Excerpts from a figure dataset
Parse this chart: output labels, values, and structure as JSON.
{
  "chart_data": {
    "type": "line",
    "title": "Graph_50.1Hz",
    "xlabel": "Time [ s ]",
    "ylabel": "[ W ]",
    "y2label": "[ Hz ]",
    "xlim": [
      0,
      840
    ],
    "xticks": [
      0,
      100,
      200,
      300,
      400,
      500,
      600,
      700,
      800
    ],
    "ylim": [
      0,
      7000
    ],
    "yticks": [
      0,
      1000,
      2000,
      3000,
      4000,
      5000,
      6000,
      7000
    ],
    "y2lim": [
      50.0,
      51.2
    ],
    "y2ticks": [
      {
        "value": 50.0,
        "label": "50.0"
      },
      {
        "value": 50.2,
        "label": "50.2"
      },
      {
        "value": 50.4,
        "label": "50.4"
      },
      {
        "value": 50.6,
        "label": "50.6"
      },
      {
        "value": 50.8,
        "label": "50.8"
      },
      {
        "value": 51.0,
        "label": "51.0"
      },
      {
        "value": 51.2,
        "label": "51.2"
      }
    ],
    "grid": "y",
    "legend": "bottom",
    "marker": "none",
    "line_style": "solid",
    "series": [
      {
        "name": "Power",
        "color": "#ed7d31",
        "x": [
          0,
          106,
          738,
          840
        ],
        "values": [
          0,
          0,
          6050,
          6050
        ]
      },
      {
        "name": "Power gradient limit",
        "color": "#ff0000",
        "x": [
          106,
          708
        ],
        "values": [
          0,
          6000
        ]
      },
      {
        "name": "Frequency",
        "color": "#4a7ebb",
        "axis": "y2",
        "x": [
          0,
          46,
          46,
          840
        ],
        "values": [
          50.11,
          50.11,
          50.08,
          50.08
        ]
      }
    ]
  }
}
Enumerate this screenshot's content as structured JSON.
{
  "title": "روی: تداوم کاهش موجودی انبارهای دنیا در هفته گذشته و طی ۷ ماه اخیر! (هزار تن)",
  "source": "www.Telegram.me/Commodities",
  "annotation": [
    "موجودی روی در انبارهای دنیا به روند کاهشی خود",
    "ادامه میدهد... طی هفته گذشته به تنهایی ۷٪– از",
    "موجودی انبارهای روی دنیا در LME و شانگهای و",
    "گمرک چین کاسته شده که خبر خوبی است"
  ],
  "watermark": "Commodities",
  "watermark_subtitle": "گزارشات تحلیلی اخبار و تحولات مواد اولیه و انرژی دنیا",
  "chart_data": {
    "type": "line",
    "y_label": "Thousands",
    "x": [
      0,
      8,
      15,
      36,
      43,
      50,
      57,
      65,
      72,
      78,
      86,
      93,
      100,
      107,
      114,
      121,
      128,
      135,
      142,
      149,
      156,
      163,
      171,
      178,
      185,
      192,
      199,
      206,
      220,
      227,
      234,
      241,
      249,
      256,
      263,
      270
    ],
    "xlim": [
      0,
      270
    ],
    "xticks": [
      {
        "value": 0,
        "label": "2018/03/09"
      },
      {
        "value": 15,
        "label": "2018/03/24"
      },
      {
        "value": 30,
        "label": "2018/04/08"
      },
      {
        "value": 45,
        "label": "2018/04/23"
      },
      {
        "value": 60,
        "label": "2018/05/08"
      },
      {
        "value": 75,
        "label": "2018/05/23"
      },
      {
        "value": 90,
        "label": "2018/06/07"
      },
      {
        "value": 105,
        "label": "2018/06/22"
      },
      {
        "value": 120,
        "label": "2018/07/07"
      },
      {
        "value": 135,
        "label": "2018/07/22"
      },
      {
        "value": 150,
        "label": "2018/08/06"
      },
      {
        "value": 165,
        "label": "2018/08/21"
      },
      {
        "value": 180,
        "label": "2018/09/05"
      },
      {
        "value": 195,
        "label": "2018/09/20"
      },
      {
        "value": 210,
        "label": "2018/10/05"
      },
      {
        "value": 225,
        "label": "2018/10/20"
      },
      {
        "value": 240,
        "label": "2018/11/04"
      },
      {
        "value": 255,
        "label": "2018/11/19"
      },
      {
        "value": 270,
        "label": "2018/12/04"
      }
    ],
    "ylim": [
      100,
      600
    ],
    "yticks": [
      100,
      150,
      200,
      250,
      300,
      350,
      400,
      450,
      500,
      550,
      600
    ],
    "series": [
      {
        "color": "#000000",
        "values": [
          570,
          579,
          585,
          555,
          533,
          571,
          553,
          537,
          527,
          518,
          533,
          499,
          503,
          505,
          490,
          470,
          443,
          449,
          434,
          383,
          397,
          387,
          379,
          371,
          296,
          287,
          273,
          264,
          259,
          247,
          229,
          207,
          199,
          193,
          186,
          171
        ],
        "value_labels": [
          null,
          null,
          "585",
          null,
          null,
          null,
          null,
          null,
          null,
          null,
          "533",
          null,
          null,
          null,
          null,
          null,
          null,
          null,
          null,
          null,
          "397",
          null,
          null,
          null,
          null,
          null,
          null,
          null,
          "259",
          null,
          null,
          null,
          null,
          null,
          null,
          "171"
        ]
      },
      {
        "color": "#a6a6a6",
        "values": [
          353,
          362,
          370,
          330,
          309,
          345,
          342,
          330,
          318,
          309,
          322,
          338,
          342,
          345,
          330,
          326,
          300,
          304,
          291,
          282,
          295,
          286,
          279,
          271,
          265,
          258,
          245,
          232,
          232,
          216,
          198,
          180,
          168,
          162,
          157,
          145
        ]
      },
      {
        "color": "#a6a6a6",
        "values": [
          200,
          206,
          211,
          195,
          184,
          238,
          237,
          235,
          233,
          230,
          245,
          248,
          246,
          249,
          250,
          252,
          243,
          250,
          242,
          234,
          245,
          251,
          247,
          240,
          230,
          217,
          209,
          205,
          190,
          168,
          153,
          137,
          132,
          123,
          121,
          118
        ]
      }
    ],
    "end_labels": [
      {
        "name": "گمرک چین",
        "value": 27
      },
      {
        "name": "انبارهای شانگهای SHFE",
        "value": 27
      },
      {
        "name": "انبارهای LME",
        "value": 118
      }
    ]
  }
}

## Objective
Show all lines above holding "انبارهای".

## Result of this exercise
  "title": "روی: تداوم کاهش موجودی انبارهای دنیا در هفته گذشته و طی ۷ ماه اخیر! (هزار تن)",
    "موجودی روی در انبارهای دنیا به روند کاهشی خود",
    "موجودی انبارهای روی دنیا در LME و شانگهای و",
        "name": "انبارهای شانگهای SHFE",
        "name": "انبارهای LME",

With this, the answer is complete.